STATED TASK — Comb the records below for the string "number" and copy each line where it turns up.

INFORMATION GIVEN —
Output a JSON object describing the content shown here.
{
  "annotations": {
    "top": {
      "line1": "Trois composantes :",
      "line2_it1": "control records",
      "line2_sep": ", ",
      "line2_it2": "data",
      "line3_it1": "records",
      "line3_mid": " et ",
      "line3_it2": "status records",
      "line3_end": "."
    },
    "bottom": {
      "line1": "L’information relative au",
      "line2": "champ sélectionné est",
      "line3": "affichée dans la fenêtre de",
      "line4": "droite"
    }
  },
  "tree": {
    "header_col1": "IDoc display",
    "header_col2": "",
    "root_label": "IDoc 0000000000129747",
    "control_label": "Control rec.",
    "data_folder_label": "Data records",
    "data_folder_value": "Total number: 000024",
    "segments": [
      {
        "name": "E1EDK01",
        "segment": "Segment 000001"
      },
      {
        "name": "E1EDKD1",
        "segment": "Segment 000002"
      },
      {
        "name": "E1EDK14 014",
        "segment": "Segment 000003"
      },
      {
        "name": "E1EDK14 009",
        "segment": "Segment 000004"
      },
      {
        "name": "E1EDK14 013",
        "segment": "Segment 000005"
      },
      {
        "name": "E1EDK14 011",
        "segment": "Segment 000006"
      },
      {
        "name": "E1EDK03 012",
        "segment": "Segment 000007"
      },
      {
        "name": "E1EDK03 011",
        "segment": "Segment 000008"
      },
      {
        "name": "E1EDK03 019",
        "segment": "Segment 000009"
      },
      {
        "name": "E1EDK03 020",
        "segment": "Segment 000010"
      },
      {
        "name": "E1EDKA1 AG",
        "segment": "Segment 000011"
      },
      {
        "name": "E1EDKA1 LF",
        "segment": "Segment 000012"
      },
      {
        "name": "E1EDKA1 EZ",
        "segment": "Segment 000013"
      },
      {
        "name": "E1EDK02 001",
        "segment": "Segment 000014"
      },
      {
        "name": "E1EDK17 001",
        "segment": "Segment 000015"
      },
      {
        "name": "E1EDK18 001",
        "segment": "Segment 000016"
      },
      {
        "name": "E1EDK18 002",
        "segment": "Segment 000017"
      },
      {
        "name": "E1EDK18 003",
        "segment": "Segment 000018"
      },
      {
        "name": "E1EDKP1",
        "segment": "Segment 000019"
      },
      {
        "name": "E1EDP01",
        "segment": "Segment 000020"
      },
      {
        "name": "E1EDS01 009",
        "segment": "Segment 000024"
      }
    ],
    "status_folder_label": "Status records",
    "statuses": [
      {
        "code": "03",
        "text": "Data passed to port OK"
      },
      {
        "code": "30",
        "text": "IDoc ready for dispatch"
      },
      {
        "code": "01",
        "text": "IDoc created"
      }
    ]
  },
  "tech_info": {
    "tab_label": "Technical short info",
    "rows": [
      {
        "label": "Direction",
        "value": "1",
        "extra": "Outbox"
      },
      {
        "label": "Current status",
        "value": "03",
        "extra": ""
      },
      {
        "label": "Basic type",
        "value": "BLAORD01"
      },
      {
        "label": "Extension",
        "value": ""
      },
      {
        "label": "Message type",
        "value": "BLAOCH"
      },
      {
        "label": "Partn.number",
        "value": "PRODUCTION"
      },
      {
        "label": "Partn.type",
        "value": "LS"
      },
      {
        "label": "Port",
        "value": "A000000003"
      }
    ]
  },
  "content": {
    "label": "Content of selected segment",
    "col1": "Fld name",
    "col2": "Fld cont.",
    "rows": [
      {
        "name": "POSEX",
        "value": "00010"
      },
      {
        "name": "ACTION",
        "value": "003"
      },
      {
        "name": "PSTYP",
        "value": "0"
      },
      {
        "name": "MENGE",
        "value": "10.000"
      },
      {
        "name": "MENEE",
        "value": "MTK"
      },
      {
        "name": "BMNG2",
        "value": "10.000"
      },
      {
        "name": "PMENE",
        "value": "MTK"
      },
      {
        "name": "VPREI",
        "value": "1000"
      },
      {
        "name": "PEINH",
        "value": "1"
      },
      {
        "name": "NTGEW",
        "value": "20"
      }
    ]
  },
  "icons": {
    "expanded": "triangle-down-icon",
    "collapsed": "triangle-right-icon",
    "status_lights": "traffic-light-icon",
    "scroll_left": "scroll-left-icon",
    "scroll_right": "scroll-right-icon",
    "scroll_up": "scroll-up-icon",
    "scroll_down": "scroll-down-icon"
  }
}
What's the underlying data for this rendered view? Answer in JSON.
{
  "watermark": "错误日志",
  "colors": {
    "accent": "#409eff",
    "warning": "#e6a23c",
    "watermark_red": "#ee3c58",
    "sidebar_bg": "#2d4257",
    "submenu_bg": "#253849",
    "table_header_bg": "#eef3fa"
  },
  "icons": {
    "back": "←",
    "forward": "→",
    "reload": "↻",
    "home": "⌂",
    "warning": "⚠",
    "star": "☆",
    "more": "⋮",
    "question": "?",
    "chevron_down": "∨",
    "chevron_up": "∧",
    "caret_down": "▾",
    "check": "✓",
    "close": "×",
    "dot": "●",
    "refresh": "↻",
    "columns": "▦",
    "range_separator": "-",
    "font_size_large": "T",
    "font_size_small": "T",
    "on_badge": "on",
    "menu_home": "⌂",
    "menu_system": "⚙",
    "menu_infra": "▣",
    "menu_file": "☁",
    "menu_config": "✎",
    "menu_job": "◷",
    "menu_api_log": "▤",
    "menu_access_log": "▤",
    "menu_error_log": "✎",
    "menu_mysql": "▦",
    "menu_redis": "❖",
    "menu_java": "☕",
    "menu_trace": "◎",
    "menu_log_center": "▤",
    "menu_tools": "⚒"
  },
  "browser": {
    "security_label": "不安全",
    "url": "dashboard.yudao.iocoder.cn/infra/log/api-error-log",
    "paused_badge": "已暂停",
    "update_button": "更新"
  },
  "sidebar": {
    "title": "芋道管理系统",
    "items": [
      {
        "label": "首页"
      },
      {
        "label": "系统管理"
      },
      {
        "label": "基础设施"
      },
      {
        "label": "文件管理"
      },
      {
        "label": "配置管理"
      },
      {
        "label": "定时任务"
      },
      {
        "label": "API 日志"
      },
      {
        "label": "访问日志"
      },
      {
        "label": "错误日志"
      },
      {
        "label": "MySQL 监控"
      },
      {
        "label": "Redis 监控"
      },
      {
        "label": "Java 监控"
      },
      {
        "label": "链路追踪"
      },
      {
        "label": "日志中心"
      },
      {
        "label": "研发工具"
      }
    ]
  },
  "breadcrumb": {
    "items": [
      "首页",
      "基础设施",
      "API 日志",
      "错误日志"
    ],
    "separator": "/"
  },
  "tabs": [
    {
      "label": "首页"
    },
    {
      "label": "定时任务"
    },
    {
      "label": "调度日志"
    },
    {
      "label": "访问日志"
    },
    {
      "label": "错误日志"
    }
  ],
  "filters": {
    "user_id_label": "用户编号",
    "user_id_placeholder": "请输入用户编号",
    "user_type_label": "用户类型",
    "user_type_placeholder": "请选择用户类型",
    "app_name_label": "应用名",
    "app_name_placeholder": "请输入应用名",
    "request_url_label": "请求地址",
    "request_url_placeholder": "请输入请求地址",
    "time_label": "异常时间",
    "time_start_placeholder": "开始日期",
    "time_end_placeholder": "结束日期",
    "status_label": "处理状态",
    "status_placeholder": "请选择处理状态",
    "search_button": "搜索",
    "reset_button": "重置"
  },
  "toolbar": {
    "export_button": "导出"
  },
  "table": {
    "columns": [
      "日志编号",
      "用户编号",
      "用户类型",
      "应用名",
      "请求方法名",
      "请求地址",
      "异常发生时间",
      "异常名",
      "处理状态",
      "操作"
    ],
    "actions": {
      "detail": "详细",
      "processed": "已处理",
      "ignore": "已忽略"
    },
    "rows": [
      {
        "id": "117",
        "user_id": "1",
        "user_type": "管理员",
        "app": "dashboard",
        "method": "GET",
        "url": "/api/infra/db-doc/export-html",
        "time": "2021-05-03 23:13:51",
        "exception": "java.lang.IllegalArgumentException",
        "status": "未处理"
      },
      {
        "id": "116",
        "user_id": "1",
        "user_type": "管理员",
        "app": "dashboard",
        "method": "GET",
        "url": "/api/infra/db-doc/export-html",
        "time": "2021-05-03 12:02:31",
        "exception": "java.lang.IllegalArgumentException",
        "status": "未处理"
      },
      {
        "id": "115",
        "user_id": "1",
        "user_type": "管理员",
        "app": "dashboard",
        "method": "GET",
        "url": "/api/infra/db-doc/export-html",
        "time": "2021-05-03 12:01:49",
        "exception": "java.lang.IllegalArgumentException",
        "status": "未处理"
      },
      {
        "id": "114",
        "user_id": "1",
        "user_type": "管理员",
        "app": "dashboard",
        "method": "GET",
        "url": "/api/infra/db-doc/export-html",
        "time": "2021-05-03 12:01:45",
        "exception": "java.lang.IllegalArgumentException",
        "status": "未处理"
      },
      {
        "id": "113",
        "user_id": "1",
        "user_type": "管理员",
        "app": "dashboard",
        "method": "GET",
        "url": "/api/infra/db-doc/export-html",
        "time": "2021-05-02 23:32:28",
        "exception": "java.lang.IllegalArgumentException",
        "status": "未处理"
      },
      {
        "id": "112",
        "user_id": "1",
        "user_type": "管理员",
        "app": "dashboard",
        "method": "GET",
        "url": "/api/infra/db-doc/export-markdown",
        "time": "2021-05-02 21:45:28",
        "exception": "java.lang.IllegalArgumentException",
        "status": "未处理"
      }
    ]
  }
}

WRITTEN SOLUTION —
    "data_folder_value": "Total number: 000024",
        "label": "Partn.number",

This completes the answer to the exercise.